(Structured figure records)
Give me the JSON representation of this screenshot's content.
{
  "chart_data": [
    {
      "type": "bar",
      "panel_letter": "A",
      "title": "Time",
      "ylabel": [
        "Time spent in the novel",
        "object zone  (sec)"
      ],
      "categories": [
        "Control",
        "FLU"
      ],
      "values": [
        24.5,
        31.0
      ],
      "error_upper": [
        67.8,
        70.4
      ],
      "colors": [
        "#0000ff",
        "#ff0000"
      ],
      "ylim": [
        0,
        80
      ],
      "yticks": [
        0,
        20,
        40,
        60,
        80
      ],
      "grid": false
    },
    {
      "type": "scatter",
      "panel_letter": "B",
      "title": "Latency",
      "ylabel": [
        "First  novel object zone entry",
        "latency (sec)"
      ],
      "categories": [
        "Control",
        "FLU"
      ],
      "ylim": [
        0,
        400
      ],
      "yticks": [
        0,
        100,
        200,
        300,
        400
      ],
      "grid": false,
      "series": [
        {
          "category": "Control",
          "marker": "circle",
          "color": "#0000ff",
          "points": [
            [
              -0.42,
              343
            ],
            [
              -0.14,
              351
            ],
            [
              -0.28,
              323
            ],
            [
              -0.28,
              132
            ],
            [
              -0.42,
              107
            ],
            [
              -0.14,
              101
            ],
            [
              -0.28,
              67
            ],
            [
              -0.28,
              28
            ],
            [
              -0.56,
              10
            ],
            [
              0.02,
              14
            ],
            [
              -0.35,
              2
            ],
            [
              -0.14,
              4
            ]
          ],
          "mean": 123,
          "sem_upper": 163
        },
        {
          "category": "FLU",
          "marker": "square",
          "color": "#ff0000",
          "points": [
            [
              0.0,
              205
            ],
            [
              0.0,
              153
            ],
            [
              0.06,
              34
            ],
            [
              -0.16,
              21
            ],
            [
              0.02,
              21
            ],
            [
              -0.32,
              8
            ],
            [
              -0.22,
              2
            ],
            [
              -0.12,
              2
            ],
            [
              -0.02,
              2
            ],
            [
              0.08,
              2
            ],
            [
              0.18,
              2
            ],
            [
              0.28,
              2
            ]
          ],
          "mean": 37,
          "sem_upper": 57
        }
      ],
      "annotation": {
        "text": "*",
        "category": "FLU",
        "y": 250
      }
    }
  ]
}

What you should do
Using the records above, copy every line that has the word "category" in it.

Solution
          "category": "Control",
          "category": "FLU",
        "category": "FLU",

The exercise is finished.